### Extracted records ###

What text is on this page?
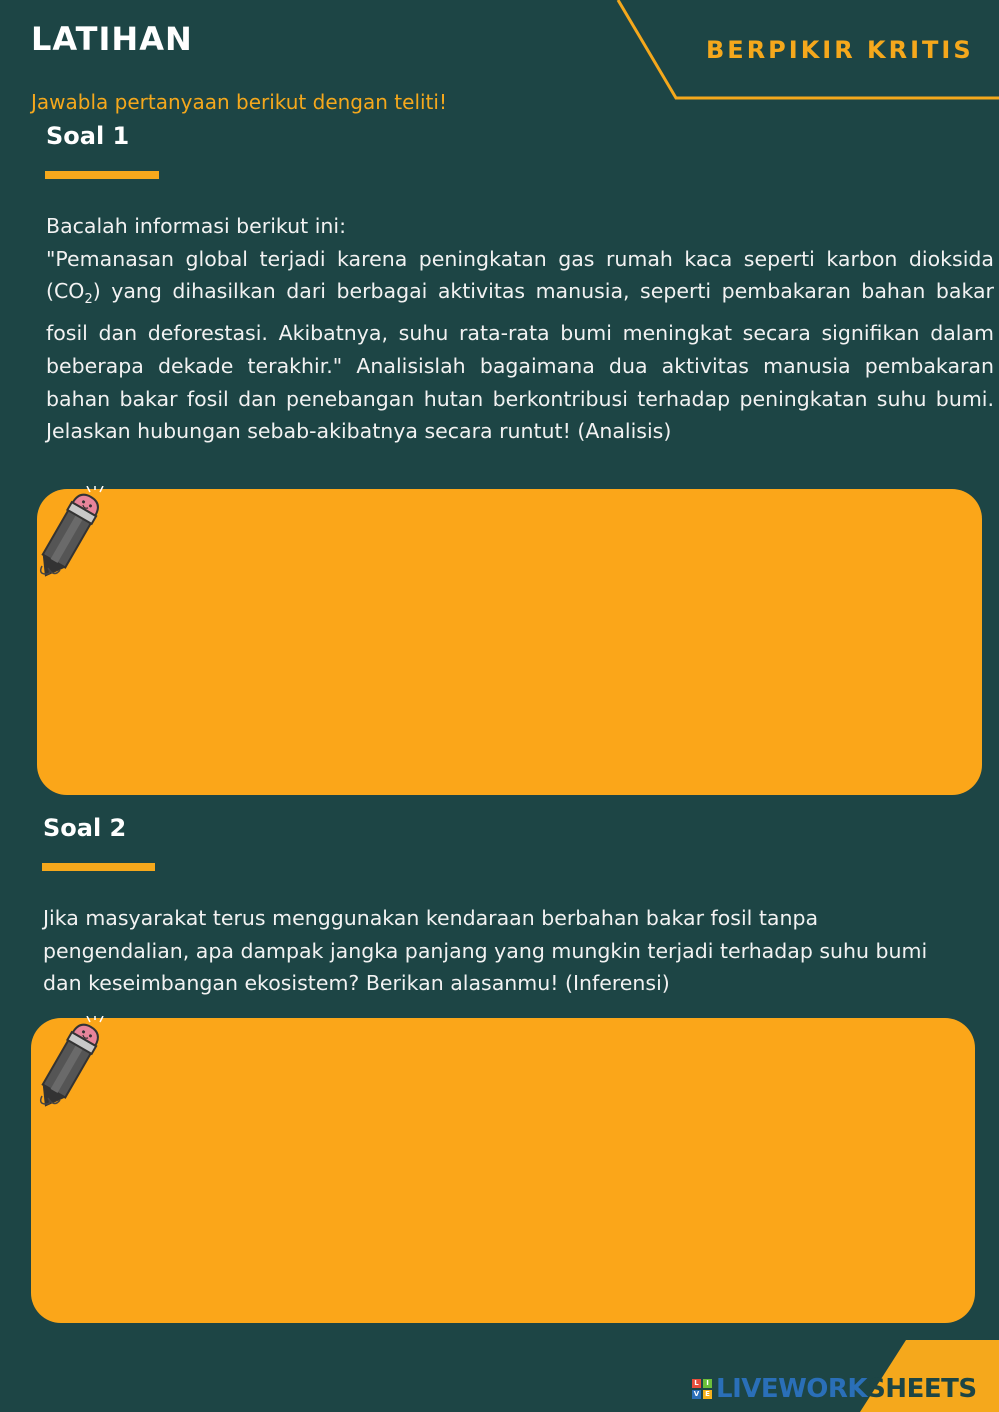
LATIHAN	BERPIKIR KRITIS
Jawabla pertanyaan berikut dengan teliti!
Soal 1
Bacalah informasi berikut ini:
"Pemanasan global terjadi karena peningkatan gas rumah kaca seperti karbon dioksida $(CO_2)$ yang dihasilkan dari berbagai aktivitas manusia, seperti pembakaran bahan bakar fosil dan deforestasi. Akibatnya, suhu rata-rata bumi meningkat secara signifikan dalam beberapa dekade terakhir." Analisislah bagaimana dua aktivitas manusia pembakaran bahan bakar fosil dan penebangan hutan berkontribusi terhadap peningkatan suhu bumi. Jelaskan hubungan sebab-akibatnya secara runtut! (Analisis)
Soal 2
Jika masyarakat terus menggunakan kendaraan berbahan bakar fosil tanpa pengendalian, apa dampak jangka panjang yang mungkin terjadi terhadap suhu bumi dan keseimbangan ekosistem? Berikan alasanmu! (Inferensi)
L	I
V E LIVEWORKSHEETS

###

Return all lines of the material above in which the word "berikut" occurs.

Jawabla pertanyaan berikut dengan teliti!
Bacalah informasi berikut ini:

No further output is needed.